Stored data:
++++++++++++++++++++

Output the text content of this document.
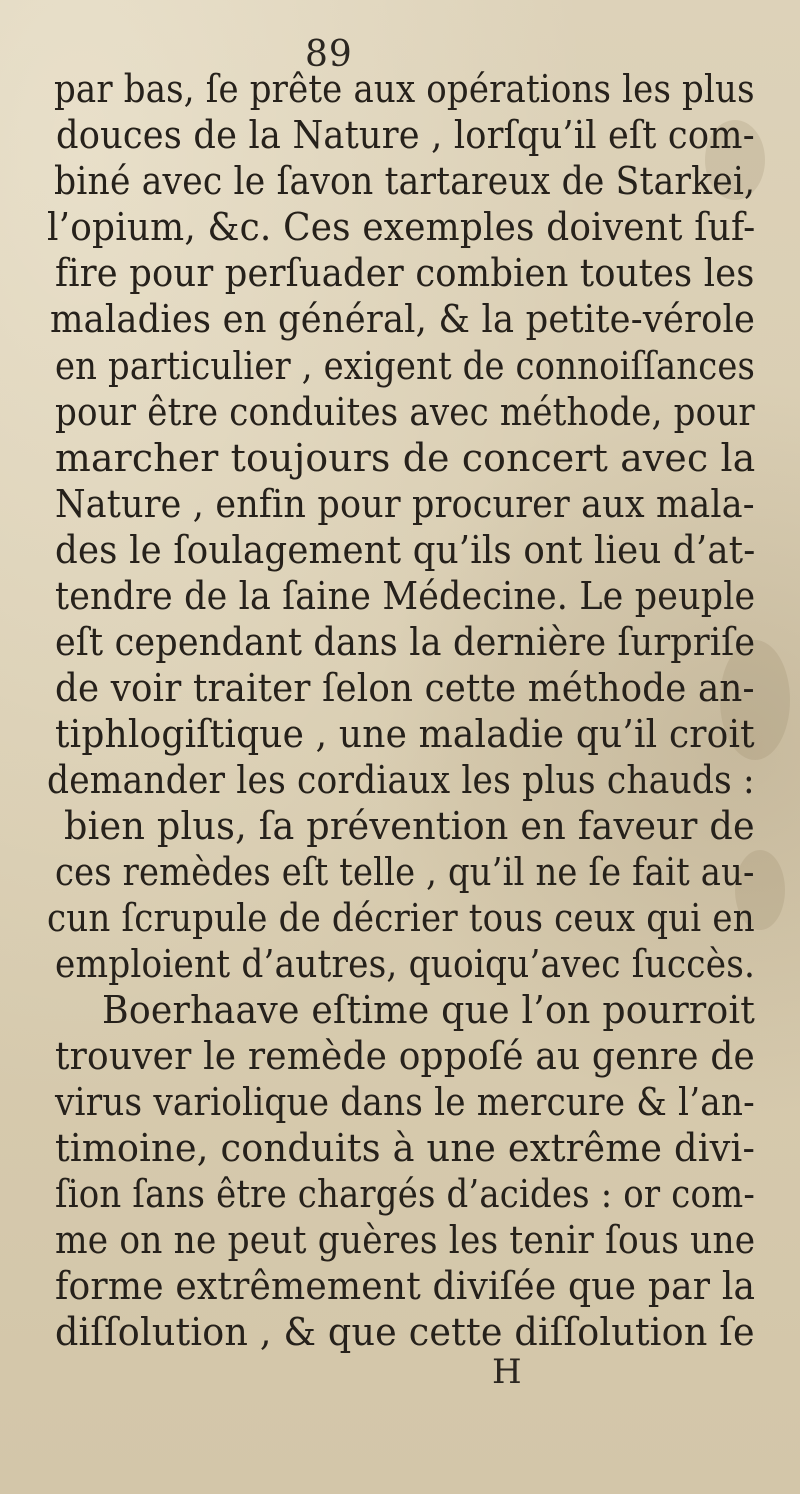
89
par bas, ſe prête aux opérations les plus
douces de la Nature , lorſqu’il eſt com-
biné avec le ſavon tartareux de Starkei,
l’opium, &c. Ces exemples doivent ſuf-
fire pour perſuader combien toutes les
maladies en général, & la petite-vérole
en particulier , exigent de connoiſſances
pour être conduites avec méthode, pour
marcher toujours de concert avec la
Nature , enfin pour procurer aux mala-
des le ſoulagement qu’ils ont lieu d’at-
tendre de la ſaine Médecine. Le peuple
eſt cependant dans la dernière ſurpriſe
de voir traiter ſelon cette méthode an-
tiphlogiſtique , une maladie qu’il croit
demander les cordiaux les plus chauds :
bien plus, ſa prévention en faveur de
ces remèdes eſt telle , qu’il ne ſe fait au-
cun ſcrupule de décrier tous ceux qui en
emploient d’autres, quoiqu’avec ſuccès.
Boerhaave eſtime que l’on pourroit
trouver le remède oppoſé au genre de
virus variolique dans le mercure & l’an-
timoine, conduits à une extrême divi-
ſion ſans être chargés d’acides : or com-
me on ne peut guères les tenir ſous une
forme extrêmement diviſée que par la
diſſolution , & que cette diſſolution ſe
H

++++++++++++++++++++

WHAT YOU ARE ASKED TO DO – Set the records down again exactly, and omit any picture in them.

RESPONSE BOX –
Output the text content of this document.
89
par bas, ſe prête aux opérations les plus
douces de la Nature , lorſqu’il eſt com-
biné avec le ſavon tartareux de Starkei,
l’opium, &c. Ces exemples doivent ſuf-
fire pour perſuader combien toutes les
maladies en général, & la petite-vérole
en particulier , exigent de connoiſſances
pour être conduites avec méthode, pour
marcher toujours de concert avec la
Nature , enfin pour procurer aux mala-
des le ſoulagement qu’ils ont lieu d’at-
tendre de la ſaine Médecine. Le peuple
eſt cependant dans la dernière ſurpriſe
de voir traiter ſelon cette méthode an-
tiphlogiſtique , une maladie qu’il croit
demander les cordiaux les plus chauds :
bien plus, ſa prévention en faveur de
ces remèdes eſt telle , qu’il ne ſe fait au-
cun ſcrupule de décrier tous ceux qui en
emploient d’autres, quoiqu’avec ſuccès.
Boerhaave eſtime que l’on pourroit
trouver le remède oppoſé au genre de
virus variolique dans le mercure & l’an-
timoine, conduits à une extrême divi-
ſion ſans être chargés d’acides : or com-
me on ne peut guères les tenir ſous une
forme extrêmement diviſée que par la
diſſolution , & que cette diſſolution ſe
H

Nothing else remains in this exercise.